- Goal of the exercise -
Tally how many lines of these entries hold the string "JSON". Return the number alone.

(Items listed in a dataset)
☆ ☆ ☆ ☆ ☆ ☆ ☆

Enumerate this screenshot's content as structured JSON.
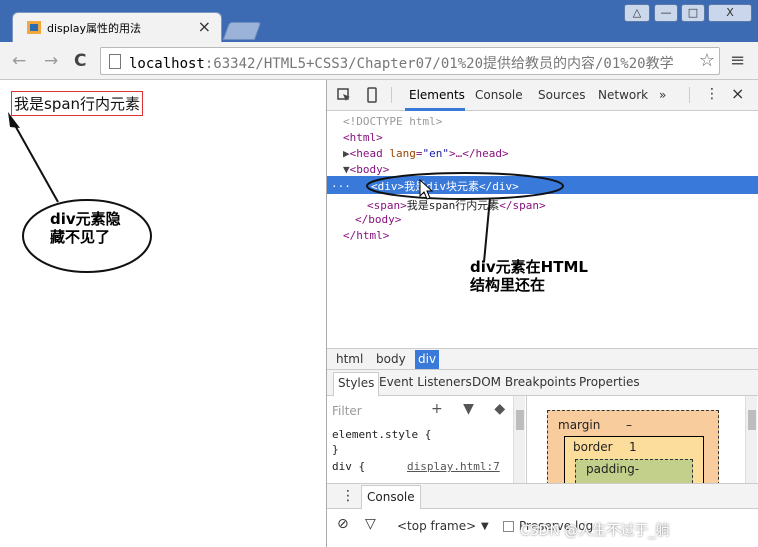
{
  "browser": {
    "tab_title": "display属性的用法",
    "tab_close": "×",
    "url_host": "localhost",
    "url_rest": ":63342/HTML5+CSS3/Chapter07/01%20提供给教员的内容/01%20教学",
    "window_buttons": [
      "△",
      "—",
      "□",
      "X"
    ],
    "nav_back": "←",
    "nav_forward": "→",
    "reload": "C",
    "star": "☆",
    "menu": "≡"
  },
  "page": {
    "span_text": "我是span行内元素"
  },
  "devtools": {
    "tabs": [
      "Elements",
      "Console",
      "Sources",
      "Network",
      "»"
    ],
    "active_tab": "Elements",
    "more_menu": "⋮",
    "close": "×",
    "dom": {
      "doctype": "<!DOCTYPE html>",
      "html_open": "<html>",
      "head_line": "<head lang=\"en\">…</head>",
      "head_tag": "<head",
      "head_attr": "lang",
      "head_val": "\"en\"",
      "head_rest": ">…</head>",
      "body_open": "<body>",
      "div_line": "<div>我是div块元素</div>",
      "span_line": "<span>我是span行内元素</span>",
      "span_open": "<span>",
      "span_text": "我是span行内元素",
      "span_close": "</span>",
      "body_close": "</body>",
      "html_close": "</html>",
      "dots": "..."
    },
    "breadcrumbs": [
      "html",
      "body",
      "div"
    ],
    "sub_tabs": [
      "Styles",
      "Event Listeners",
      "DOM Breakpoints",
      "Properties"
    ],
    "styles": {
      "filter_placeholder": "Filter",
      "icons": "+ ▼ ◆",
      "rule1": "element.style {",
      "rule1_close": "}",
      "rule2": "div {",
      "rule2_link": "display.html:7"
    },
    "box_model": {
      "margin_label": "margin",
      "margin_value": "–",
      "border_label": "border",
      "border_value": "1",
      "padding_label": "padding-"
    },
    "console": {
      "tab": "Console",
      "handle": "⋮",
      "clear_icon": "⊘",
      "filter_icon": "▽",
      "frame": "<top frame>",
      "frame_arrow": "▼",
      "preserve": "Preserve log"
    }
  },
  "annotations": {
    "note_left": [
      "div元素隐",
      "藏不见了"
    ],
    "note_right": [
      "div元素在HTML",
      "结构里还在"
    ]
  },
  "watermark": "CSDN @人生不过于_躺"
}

☆ ☆ ☆ ☆ ☆ ☆ ☆

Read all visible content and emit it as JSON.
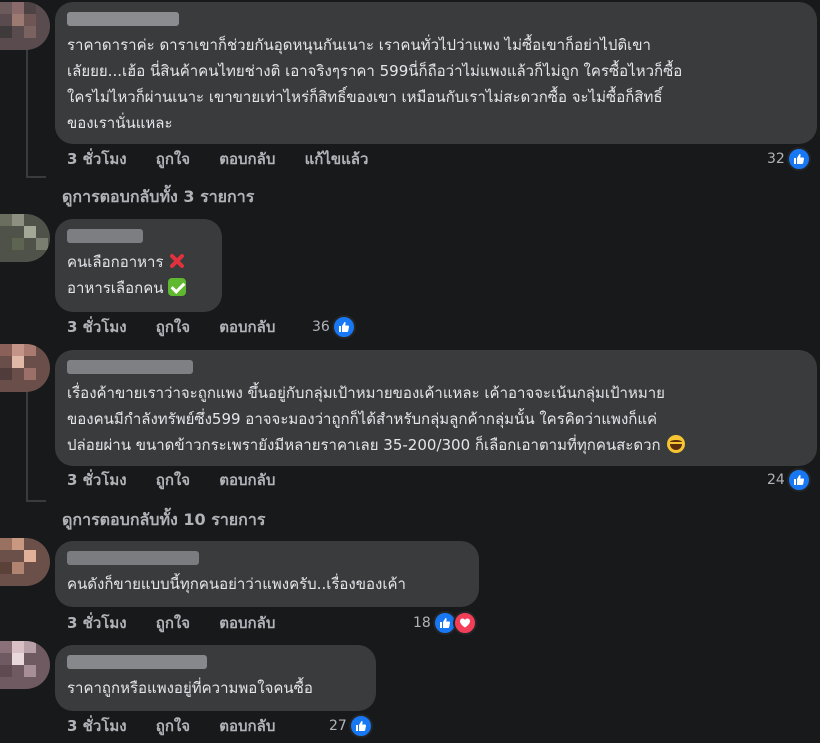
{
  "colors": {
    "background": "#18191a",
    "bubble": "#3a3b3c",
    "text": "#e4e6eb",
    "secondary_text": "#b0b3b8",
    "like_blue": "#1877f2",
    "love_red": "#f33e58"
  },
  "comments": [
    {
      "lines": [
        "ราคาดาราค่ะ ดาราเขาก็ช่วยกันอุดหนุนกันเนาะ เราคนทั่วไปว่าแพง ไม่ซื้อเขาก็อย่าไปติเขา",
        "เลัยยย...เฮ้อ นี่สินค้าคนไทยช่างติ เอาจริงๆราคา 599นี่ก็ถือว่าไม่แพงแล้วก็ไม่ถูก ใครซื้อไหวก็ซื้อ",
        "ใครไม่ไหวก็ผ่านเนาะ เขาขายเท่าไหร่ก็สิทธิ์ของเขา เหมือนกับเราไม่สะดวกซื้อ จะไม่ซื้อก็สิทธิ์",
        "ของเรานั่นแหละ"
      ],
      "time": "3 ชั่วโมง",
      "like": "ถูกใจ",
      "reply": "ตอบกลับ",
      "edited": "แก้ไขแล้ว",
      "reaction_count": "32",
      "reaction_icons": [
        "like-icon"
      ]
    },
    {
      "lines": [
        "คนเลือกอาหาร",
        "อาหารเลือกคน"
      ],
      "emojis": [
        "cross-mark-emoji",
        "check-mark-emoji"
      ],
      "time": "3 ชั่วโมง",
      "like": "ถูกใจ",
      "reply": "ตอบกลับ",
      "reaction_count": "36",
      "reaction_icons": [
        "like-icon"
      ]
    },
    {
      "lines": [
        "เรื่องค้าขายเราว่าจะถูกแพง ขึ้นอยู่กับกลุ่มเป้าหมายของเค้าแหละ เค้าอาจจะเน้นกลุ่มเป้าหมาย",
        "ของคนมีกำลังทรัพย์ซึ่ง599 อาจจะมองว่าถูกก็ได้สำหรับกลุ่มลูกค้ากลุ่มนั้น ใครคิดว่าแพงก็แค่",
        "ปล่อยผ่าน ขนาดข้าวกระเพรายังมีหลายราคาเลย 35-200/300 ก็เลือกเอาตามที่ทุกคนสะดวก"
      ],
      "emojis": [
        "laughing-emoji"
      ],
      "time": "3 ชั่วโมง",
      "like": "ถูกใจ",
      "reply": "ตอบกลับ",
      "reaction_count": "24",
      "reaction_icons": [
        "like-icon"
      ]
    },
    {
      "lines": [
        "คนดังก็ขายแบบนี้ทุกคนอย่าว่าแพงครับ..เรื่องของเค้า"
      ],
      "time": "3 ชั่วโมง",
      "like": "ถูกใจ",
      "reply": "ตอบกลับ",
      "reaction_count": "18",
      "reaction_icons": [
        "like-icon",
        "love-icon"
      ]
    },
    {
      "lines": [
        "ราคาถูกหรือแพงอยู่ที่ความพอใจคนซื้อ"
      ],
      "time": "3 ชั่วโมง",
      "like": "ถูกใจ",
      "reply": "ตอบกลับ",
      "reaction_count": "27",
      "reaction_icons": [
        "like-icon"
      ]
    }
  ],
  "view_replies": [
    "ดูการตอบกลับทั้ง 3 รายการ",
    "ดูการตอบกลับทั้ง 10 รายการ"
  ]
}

☆ ☆ ☆ ☆ ☆ ☆ ☆

- Complete answer -
2